[begin PASSAGE]
The rhetoric of legitimization is neither
simple nor uniform. It forms a cluster of discrete arguments and assumptions which
can be deployed alternatively: when one fails, the Indian patriot uses another.
They are also semi-disingenuous. The patriot holding out a particular rationale
of state violence does not necessarily believe it to be true, but extends it
anyway to cover an anxiety or awareness that he or she fears is too crude to articulate.
There is the hoary insistence that Kashmir is “an integral part of India,”
implying not only that Kashmiri separatists are traitorous and perverse, but
also that the Indian response is justified by sovereignty itself: it is our
“internal matter,” we will do what we want. There is the equally stale
suggestion that the separatists are a small minority and agents of Pakistan,
and that most Kashmiris are loyal Indians. There is the “What about the
Pandits?” argument, implying that the ethnic cleansing of Kashmir’s Hindu
minority makes Indian violence against the Muslim majority just and necessary. In
a related vein, there is “What about the POK?”, or the insistence that the
Pakistani-controlled part of Kashmir should be freed first. Then there are the
arguments that appear to be based in Realpolitik: India apparently has no
trustworthy negotiating partner with whom to negotiate a solution, and an
independent Kashmir would become a Pakistani proxy, a hub of jihadi terror and
a threat to Indian security. Finally, there is the argument of existential anxiety:
if Kashmir is allowed to secede, it will set a precedent that will be followed
sooner or later by other Indian states, destroying the union.
Few of these arguments are entirely
specious, which is why they should be taken seriously rather than dismissed out
of hand. It is only then that we can understand their shortcomings and see
behind the curtain they represent. The “integral part of India” line sounds a
blandly bureaucratic statement by the Ministry of External Affairs. It is true,
nonetheless, that Kashmir’s accession to India in 1947 had the support of the
National Conference (the main political party in Kashmir), and was validated by
the victory of the National Conference in state-level elections in 1950. But it
also disguises the nature of the National Conference’s allegiance to India.
Isolated by geography, historical education and political realities, the
National Conference and its leader Sheikh Abdullah were Kashmiri nationalists,
not Indian nationalists. Since their primary adversary, the Dogra ruling
family, was a client of the British colonial regime in India, Sheikh Abdullah
and Nehru were able to form a partnership. It was not entirely an arrangement
of convenience; Sheikh Abdullah did not regard Indians as aliens. His sense of
his Indianness was, however, different from that of B.C. Roy or
Rajagopalachari. For Sheikh Abdullah, Indian nationhood was confederate, not
unitary. Kashmir could be one of many sovereign components. All national
histories are inherently fictitious, and Kashmiris had learned to value a
different fiction from what Tamils, Maharashtrians and Bengali Hindus had
absorbed over the past century.
[end PASSAGE]
[begin LISTING]
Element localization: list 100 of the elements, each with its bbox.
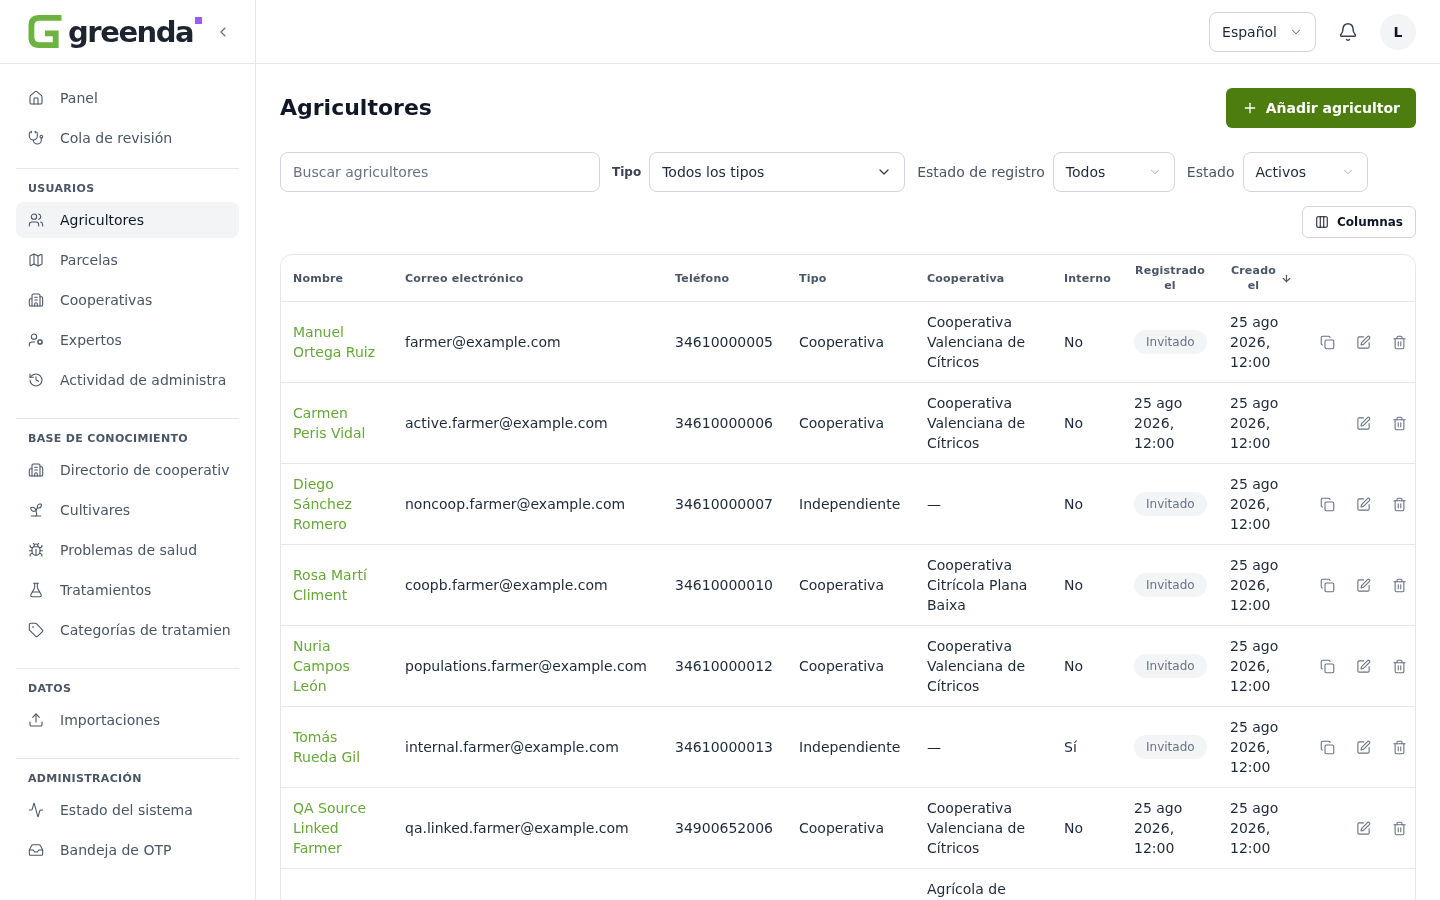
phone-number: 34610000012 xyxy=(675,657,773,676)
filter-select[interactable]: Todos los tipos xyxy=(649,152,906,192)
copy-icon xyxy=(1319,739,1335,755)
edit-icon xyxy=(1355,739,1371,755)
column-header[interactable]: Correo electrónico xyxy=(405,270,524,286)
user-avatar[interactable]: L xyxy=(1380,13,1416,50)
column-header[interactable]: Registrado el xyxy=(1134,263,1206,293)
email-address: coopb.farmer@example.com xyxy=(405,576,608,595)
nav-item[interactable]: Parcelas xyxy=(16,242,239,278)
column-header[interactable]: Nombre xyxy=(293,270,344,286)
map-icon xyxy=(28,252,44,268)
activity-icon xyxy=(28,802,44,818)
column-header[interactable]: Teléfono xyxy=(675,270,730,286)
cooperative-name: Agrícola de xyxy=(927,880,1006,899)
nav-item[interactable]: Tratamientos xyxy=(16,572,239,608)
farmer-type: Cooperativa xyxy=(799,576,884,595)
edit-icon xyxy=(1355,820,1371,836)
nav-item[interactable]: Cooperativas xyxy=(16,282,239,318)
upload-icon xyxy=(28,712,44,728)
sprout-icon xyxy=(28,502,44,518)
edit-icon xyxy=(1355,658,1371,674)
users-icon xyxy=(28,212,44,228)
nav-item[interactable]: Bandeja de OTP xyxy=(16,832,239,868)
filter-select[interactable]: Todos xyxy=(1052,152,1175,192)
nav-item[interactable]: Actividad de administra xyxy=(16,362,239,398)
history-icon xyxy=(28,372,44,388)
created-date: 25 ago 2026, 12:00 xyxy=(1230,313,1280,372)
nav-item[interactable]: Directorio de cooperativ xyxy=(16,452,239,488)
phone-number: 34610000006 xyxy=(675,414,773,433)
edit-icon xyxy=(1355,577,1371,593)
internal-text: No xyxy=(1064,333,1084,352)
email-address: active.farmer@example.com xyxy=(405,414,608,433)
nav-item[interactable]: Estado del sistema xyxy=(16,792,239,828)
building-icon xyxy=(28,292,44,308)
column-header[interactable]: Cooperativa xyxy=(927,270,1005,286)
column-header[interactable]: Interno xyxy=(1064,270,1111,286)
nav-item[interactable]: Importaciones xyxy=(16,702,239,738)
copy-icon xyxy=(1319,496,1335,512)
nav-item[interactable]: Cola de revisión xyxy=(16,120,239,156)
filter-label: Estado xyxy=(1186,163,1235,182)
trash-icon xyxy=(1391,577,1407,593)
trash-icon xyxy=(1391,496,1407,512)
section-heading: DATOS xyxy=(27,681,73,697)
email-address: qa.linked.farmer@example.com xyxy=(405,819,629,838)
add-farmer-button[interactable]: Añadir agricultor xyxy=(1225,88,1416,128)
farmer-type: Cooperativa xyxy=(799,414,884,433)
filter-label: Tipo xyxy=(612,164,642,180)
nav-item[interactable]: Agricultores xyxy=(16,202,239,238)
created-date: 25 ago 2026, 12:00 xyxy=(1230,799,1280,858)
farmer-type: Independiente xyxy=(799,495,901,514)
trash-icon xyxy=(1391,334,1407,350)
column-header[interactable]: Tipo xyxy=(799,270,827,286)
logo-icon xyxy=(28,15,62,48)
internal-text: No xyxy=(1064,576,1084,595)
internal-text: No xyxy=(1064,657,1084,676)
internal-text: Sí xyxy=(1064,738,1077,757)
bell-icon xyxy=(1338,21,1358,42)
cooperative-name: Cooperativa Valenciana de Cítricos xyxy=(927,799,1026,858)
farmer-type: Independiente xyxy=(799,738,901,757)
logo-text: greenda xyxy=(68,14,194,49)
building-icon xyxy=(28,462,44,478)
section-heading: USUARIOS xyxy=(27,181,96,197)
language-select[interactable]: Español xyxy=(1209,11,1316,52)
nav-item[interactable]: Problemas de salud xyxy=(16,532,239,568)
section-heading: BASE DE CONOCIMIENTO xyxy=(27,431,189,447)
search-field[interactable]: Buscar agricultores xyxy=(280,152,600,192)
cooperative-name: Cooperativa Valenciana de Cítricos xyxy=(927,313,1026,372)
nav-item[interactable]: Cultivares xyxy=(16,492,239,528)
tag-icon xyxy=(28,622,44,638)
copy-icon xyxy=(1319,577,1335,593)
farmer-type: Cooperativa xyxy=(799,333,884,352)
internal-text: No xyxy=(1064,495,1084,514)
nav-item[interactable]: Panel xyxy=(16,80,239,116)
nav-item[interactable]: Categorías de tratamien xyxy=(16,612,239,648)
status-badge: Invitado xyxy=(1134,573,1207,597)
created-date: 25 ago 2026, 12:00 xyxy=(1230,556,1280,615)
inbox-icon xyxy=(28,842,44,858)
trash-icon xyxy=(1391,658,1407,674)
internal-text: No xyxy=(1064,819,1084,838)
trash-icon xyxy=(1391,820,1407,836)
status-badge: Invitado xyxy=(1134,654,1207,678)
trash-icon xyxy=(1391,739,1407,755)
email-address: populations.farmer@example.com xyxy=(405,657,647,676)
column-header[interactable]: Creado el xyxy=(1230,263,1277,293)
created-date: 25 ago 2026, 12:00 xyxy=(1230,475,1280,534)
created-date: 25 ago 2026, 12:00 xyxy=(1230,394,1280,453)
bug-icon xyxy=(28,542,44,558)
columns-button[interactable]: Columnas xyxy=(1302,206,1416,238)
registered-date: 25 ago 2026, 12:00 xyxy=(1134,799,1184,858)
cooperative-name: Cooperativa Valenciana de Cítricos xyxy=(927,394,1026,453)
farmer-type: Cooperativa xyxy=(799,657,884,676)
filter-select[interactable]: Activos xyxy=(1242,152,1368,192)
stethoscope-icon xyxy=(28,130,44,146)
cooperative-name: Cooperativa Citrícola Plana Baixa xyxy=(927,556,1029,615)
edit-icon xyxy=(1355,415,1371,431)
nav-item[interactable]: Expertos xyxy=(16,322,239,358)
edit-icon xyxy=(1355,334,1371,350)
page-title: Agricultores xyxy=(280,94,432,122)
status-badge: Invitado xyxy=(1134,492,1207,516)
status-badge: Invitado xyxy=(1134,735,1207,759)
[end LISTING]
- _TASK SET_:
(1) According to the Kashmir passage, what validated Kashmir's accession to India in 1947?
(2) From the Kashmir passage, extract the text starting with "The rhetoric of" and going on through "crude to articulate.".
(3) Continue the Kashmir passage from its last sentence.

- _TASK-BY-TASK OUTPUTS_:
(1) The victory of the National Conference in state-level elections in 1950.

(2)
The rhetoric of legitimization is neither
simple nor uniform. It forms a cluster of discrete arguments and assumptions which
can be deployed alternatively: when one fails, the Indian patriot uses another.
They are also semi-disingenuous. The patriot holding out a particular rationale
of state violence does not necessarily believe it to be true, but extends it
anyway to cover an anxiety or awareness that he or she fears is too crude to articulate.

(3)
We tend to forget that in the 1940s, the idea of multiple Indias had adherents of many different ideological stripes, including Jinnah, Benoy Sarkar, Sarat Bose and Shahid Suhrawardy. And however much Indian, Pakistani and Bangladeshi patriots may deny it now, multiple Indias are precisely what emerged in 1947 and 1971. Sheikh Abdullah's outlook on the "Indianness" of Kashmir can be located in this context of acceptable detachment and contingent attachment. When Kashmiri nationalists agreed to join
India, they joined as partners, not as an “integral part.” A partner can
disassociate if the terms of the partnership are no longer satisfactory. By
1953, with Article 370 of the Indian Constitution already rolled back
significantly, the terms of Kashmir’s membership in the Indian Union satisfied
neither Kashmiri nor Indian nationalists. This is true regardless of whether
the revisions of Article 370 are justifiable. (By the norms of a unitary nation
they are; by those a confederation they are highly provocative.) The subsequent
behavior of the federal government – the dismissal of Sheikh Abdullah’s
government and his repeated imprisonment, the naked political interference and
rigging of elections in the 1980s, and then the brutality of the
counterinsurgency – have made the resumption of a partnership extremely
difficult, although perhaps it is not impossible. But the “integral part”
rhetoric is at best a mistake, based on a misreading of the original
relationship between Kashmiri and Indian nationalisms.
Likewise, the idea that most Kashmiris
are “loyal Indians” is not entirely baseless. Many Kashmiris have participated
in the Indian state, or at least, some aspects of the Indian state, since 1947.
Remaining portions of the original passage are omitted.